## What the task requires:
Reproduce all lines of the listing below in which the word "Seasonal" occurs.

Figure collection entries
§ §

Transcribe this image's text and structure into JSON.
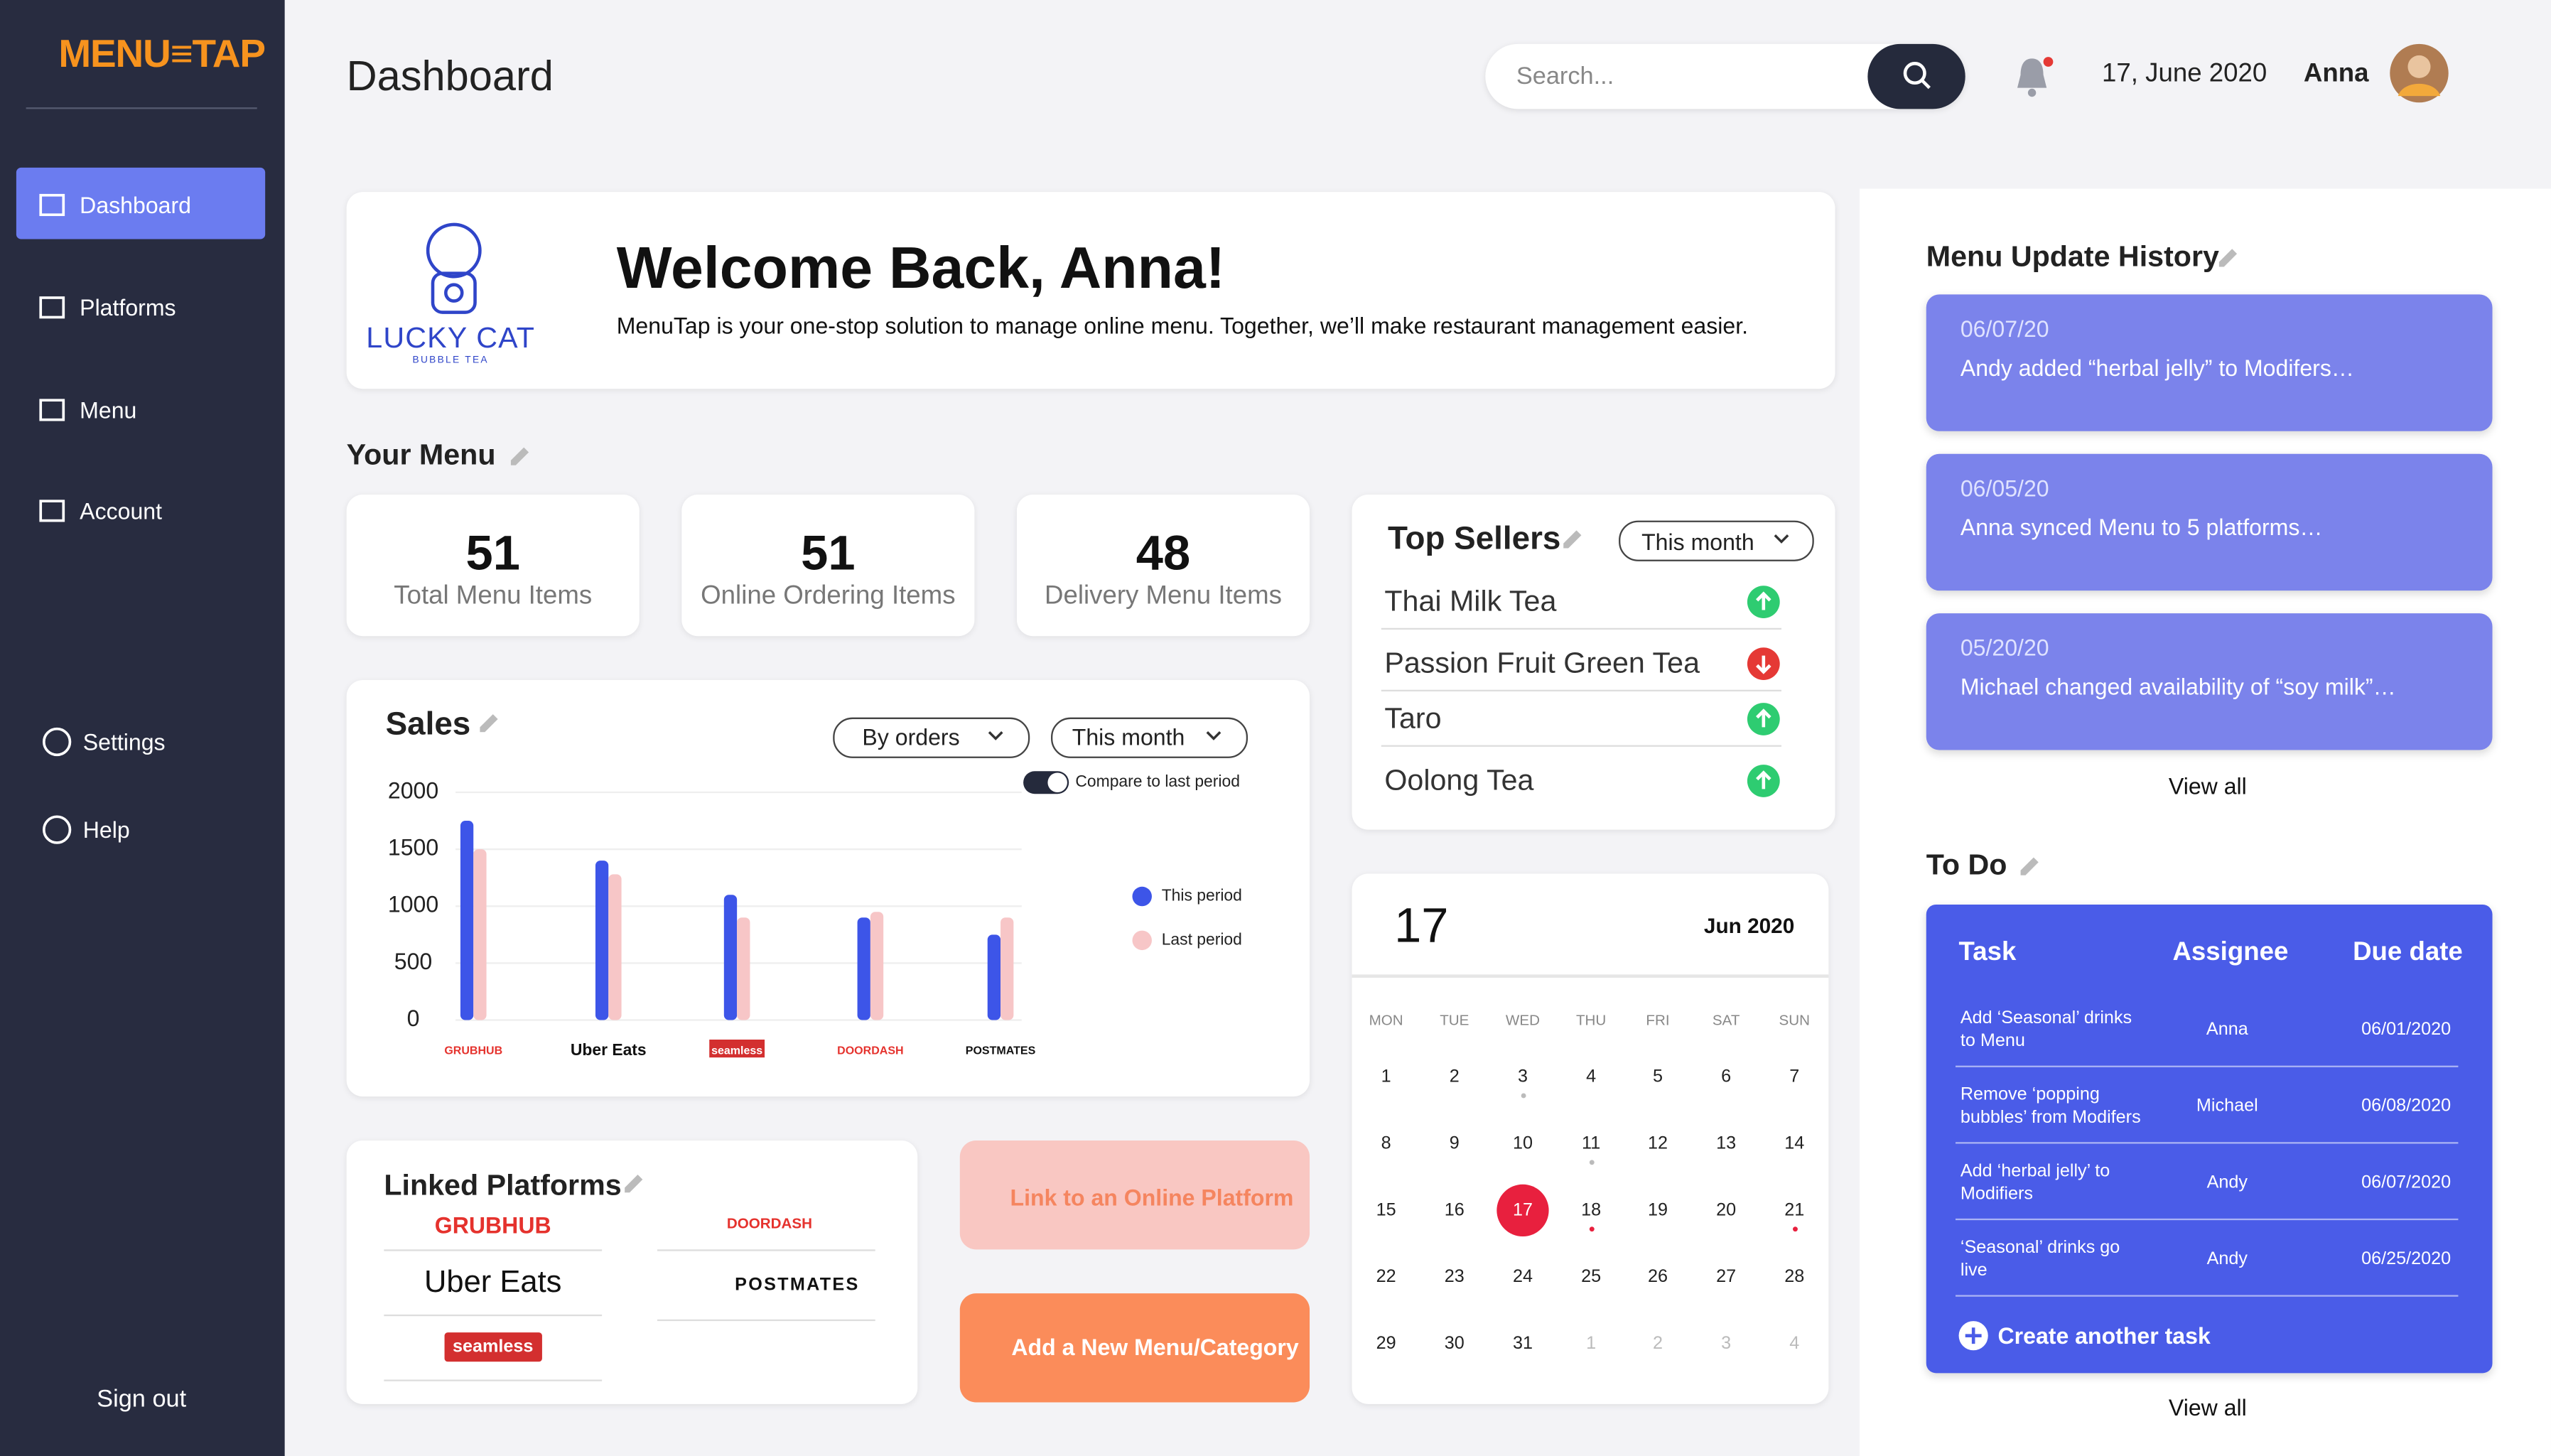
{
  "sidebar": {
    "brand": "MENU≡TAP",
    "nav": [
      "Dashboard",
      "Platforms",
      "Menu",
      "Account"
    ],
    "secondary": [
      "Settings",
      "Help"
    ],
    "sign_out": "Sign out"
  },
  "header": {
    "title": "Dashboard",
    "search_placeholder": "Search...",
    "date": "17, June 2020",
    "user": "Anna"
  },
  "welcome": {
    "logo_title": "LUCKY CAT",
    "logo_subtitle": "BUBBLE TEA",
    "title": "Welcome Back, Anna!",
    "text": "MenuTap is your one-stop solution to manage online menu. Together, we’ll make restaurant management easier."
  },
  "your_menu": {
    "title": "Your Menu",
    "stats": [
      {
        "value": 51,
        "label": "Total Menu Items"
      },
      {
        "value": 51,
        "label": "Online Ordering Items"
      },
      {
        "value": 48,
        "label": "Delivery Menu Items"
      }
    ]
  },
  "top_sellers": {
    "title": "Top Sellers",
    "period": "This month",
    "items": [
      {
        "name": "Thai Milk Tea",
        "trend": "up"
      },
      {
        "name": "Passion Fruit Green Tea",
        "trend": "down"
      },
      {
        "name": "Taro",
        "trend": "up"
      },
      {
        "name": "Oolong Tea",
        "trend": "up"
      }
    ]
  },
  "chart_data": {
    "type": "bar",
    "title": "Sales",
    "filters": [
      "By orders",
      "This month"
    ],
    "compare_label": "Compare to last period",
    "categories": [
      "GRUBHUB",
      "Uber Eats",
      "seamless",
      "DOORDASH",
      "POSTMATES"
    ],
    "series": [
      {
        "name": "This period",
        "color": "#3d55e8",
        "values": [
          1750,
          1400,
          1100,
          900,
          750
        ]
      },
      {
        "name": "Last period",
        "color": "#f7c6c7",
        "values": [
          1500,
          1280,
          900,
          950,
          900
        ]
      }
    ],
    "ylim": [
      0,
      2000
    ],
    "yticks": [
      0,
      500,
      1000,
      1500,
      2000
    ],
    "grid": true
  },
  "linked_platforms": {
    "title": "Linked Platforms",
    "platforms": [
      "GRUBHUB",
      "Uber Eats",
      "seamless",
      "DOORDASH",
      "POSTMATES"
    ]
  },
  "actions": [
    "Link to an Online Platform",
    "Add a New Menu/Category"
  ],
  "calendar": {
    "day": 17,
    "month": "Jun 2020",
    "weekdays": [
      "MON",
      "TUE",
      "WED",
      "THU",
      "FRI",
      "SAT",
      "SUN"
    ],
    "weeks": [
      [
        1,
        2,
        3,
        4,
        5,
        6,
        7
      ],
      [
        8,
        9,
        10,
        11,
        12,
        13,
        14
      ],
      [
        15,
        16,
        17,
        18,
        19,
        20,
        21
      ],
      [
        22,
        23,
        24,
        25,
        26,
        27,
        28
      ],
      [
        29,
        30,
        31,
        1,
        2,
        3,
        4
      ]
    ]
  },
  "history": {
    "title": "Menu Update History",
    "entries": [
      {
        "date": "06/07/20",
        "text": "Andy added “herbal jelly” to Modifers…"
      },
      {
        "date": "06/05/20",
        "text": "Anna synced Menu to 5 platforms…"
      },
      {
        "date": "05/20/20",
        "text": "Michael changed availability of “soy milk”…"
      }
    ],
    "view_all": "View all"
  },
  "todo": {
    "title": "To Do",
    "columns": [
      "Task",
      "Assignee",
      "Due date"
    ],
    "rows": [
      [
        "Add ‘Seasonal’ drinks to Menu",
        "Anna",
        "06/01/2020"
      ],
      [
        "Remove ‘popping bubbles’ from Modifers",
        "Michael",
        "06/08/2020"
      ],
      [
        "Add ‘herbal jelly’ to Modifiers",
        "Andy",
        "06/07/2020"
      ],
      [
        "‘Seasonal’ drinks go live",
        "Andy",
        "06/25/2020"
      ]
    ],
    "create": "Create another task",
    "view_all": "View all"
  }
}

§ §

## Solution to this problem:
        "Add ‘Seasonal’ drinks to Menu",
        "‘Seasonal’ drinks go live",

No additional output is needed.